>>

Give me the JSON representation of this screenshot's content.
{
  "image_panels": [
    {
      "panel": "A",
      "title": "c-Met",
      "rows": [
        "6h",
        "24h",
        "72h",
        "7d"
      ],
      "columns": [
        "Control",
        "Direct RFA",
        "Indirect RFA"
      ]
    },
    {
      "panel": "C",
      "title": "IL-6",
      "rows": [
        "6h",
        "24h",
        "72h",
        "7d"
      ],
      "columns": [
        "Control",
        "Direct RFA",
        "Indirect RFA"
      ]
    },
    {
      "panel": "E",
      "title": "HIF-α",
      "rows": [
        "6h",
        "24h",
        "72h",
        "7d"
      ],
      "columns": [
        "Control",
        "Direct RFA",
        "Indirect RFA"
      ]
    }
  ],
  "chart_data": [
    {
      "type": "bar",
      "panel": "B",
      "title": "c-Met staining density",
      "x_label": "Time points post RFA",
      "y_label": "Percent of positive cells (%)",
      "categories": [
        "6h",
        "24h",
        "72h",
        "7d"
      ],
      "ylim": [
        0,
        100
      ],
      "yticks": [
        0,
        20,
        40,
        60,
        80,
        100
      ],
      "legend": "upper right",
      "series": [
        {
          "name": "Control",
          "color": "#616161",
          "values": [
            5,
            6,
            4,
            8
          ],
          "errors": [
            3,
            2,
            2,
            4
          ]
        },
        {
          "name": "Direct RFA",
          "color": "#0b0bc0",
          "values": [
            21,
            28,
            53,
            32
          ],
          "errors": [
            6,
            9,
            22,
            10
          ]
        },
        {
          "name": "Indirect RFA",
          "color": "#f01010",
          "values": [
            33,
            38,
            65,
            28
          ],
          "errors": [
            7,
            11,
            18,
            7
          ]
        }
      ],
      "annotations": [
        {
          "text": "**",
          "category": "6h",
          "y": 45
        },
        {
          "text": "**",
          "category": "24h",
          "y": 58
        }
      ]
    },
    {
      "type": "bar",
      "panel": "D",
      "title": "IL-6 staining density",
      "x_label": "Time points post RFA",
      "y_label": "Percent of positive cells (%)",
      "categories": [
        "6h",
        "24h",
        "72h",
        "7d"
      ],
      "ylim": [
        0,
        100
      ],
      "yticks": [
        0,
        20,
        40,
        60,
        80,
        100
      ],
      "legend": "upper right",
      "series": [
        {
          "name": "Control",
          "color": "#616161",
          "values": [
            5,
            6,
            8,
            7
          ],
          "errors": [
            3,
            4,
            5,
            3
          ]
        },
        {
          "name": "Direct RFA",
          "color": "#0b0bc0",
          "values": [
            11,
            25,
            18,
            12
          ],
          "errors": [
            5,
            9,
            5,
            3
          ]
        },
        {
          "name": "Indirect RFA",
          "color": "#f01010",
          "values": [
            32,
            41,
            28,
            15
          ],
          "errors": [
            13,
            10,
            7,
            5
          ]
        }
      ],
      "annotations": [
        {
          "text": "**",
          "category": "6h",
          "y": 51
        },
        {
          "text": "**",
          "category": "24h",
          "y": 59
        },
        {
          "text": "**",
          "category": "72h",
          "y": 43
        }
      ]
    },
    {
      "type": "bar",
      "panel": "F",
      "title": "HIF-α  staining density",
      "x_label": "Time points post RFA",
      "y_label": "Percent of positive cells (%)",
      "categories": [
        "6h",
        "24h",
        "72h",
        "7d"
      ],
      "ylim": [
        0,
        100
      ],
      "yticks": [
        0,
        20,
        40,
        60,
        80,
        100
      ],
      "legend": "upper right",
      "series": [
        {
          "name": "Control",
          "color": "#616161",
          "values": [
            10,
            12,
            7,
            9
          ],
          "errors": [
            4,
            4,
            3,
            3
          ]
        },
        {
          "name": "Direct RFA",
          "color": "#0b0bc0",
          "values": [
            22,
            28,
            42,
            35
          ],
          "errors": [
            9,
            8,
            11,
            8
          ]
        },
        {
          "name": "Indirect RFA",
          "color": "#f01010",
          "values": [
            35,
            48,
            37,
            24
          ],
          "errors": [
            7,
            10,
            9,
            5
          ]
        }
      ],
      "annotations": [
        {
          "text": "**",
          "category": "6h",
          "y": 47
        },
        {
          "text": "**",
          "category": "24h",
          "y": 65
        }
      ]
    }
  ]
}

<<

Collect every line above that contains the word "title".

      "title": "c-Met",
      "title": "IL-6",
      "title": "HIF-α",
      "title": "c-Met staining density",
      "title": "IL-6 staining density",
      "title": "HIF-α  staining density",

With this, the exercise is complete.